Dann werde ich mich wahrscheinlich für den S4100 entscheiden. Da kein HDMI-Kabel beiliegt...die AmazonBasics sind denke ich für den Preis ganz gut, von deleyCON hab ich schon ein 5m Kabel zuhause, ich denke es ist ziemlich egal welches von beiden ich nehme, oder? 

Da ich Receiver und BD-Player gemeinsam bestellen möchte, bräuchte ich von euch noch eine Bestätigung dass der TechniStar S2 gut ist und falls nicht eventuell Alternativen


----------



## The_Checker (15. Oktober 2013)

Das Amazon HDMI Kabel kannst du ruhigen Gewissens kaufen. Ich hab das auch in 3m Länge zwischen TV und PC. Du solltest nur darauf achten das du das HDMI 1.4 Kabel kaufst.


----------



## desm_ (16. Oktober 2013)

Da hier leider nichts mehr kommt, werde ich mir den S4100 und den TechniStar S2 holen und hoffen, dass die beiden gut sind. Explizit zu dem Receiver kam ja leider gar nichts, zum BD-Player hab ich immerhin eine zusätzliche Meinung...

Danke auch an The_Checker für deine Hilfe, ich denke ich nehme das AmazonBasics-Kabel


----------



## desm_ (2. November 2013)

Hab mir jetzt den Sony S4100 und den Technisat TechniStar S2 geholt.

Zum Technistar ist mir bisher nichts negatives aufgefallen, Bildqualität von SD-Sendern hat sich nicht signifikant verbessert, die HD-Sender sehen sehr gut aus, auch wenn ich die nicht wirklich oft schaue  Für ORF muss ich mir noch so eine Karte besorgen, dazu kann ich also noch nichts sagen.
Allerdings hab ich noch eine Frage bzgl. des "SFI". Wie oft muss man das updaten? Ich schalte den Receiver immer nur ein, wenn ich gerade schaue und danach wieder aus. Hab es jetzt 1x manuell runtergeladen, nach 2-3 Tagen waren die Programminfos der Sender aber wieder weg. 

Zum BD-Player: Das Laufwerk kommt mir extrem laut vor. Vor allem bei leisen Szenen, aber auch bei normalen Szenen wo gesprochen wird, hört man im Hintergrund immer recht deutlich das Laufwerksgeräusch, teilweise auch ein hochfrequentes Surren. Ich hab den Fernseher normalerweise nicht recht laut gedreht, dürfte aber trotzdem nicht sein, oder?

-- AUFGABE 1 --
Nenne alle Datumsangaben, die im vorliegenden Auszug vorkommen.

-- ÜBUNGSDATENSÄTZE --
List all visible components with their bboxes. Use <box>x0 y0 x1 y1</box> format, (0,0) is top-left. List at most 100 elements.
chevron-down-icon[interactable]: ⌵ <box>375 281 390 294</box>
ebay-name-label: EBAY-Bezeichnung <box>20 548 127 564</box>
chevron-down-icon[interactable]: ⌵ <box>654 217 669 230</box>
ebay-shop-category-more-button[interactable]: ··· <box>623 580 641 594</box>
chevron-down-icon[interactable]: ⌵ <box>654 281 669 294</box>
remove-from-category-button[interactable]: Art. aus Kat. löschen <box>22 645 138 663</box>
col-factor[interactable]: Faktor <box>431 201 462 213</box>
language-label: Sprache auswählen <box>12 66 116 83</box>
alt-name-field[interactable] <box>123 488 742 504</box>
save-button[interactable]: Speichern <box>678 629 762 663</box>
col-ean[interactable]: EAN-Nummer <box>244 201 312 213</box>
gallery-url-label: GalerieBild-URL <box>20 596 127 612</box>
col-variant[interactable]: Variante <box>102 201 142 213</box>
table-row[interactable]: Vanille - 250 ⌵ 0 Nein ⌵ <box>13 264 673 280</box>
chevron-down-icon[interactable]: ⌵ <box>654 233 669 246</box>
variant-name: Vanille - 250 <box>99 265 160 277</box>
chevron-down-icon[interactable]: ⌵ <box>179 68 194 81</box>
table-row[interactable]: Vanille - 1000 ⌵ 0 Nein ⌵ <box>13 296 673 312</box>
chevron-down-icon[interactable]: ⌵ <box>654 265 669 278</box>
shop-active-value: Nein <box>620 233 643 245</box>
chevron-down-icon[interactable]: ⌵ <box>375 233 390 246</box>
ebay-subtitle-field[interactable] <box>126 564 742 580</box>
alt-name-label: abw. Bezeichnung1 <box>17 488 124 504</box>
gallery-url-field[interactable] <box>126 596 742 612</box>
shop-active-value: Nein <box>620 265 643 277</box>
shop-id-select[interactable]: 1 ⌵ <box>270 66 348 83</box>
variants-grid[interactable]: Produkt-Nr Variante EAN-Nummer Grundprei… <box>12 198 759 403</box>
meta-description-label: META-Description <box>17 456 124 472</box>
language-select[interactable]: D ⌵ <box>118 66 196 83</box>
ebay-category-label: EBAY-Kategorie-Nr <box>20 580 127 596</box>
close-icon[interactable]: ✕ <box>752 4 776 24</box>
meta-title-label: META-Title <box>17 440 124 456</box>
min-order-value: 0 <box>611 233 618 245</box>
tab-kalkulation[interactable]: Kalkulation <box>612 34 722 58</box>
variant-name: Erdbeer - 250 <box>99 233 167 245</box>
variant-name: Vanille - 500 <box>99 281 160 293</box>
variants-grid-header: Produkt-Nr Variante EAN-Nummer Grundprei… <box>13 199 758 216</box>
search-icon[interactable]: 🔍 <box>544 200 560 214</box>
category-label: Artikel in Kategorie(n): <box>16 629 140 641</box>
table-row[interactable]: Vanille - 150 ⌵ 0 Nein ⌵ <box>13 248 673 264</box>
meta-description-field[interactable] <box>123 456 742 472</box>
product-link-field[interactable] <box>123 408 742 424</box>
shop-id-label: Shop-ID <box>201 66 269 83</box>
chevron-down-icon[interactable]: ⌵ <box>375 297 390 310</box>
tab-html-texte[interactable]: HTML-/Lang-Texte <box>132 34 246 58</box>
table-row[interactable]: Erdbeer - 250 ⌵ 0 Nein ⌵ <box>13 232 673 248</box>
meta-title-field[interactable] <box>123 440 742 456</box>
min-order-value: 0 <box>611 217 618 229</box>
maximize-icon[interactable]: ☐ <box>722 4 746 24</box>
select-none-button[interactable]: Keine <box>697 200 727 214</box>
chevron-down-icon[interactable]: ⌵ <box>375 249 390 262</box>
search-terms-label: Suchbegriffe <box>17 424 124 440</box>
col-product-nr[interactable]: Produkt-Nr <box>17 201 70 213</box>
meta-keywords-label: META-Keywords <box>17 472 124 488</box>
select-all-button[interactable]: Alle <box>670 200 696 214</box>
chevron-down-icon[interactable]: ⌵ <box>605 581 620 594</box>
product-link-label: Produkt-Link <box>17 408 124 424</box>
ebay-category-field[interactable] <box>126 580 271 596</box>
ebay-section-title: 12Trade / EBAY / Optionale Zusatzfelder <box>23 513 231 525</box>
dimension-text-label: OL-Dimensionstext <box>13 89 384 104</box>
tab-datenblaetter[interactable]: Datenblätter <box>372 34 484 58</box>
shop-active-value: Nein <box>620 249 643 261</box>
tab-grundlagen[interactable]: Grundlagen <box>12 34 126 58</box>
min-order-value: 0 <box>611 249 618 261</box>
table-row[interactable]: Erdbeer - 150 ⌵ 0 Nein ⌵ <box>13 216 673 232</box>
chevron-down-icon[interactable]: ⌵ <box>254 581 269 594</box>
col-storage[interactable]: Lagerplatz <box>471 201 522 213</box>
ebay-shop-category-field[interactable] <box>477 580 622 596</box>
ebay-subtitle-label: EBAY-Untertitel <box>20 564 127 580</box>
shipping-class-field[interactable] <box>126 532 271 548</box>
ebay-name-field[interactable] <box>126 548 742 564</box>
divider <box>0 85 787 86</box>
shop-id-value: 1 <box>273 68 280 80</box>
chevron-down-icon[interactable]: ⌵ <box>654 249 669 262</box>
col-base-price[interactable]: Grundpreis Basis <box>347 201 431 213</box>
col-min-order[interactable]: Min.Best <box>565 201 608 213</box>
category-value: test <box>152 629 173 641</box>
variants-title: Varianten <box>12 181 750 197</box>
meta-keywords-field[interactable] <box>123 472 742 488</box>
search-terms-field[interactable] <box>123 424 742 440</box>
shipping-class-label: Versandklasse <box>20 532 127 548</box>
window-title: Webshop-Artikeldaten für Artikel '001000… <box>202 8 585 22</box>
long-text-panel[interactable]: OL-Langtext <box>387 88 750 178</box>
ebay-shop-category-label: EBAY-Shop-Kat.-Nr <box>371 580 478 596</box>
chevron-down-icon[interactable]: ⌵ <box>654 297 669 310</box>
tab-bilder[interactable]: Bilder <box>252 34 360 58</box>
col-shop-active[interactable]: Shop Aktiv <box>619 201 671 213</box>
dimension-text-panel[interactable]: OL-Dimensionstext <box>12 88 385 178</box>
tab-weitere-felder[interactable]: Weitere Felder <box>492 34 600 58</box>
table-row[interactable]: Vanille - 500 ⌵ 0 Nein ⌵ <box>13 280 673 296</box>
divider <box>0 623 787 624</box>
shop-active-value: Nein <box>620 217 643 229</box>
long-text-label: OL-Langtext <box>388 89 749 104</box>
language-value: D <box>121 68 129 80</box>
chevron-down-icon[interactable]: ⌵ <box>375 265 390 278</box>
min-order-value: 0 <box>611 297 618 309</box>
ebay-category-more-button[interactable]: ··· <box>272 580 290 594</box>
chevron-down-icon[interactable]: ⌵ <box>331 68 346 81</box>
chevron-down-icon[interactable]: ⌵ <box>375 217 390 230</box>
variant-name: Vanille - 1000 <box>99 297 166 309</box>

-- AUFGABE 2 --
Bearbeite die Datensätze vom ersten Datensatz bis einschließlich der Zeile mit „language-select[interactable]: D ⌵“, indem du „Vanille“ durch „Schokolade“ ersetzt. Gib nur diese Zeilen aus und lass alles andere unverändert.

-- LÖSUNG 1 --
15. Oktober 2013, 16. Oktober 2013, 2. November 2013

-- LÖSUNG 2 --
List all visible components with their bboxes. Use <box>x0 y0 x1 y1</box> format, (0,0) is top-left. List at most 100 elements.
chevron-down-icon[interactable]: ⌵ <box>375 281 390 294</box>
ebay-name-label: EBAY-Bezeichnung <box>20 548 127 564</box>
chevron-down-icon[interactable]: ⌵ <box>654 217 669 230</box>
ebay-shop-category-more-button[interactable]: ··· <box>623 580 641 594</box>
chevron-down-icon[interactable]: ⌵ <box>654 281 669 294</box>
remove-from-category-button[interactable]: Art. aus Kat. löschen <box>22 645 138 663</box>
col-factor[interactable]: Faktor <box>431 201 462 213</box>
language-label: Sprache auswählen <box>12 66 116 83</box>
alt-name-field[interactable] <box>123 488 742 504</box>
save-button[interactable]: Speichern <box>678 629 762 663</box>
col-ean[interactable]: EAN-Nummer <box>244 201 312 213</box>
gallery-url-label: GalerieBild-URL <box>20 596 127 612</box>
col-variant[interactable]: Variante <box>102 201 142 213</box>
table-row[interactable]: Schokolade - 250 ⌵ 0 Nein ⌵ <box>13 264 673 280</box>
chevron-down-icon[interactable]: ⌵ <box>654 233 669 246</box>
variant-name: Schokolade - 250 <box>99 265 160 277</box>
chevron-down-icon[interactable]: ⌵ <box>179 68 194 81</box>
table-row[interactable]: Schokolade - 1000 ⌵ 0 Nein ⌵ <box>13 296 673 312</box>
chevron-down-icon[interactable]: ⌵ <box>654 265 669 278</box>
shop-active-value: Nein <box>620 233 643 245</box>
chevron-down-icon[interactable]: ⌵ <box>375 233 390 246</box>
ebay-subtitle-field[interactable] <box>126 564 742 580</box>
alt-name-label: abw. Bezeichnung1 <box>17 488 124 504</box>
gallery-url-field[interactable] <box>126 596 742 612</box>
shop-active-value: Nein <box>620 265 643 277</box>
shop-id-select[interactable]: 1 ⌵ <box>270 66 348 83</box>
variants-grid[interactable]: Produkt-Nr Variante EAN-Nummer Grundprei… <box>12 198 759 403</box>
meta-description-label: META-Description <box>17 456 124 472</box>
language-select[interactable]: D ⌵ <box>118 66 196 83</box>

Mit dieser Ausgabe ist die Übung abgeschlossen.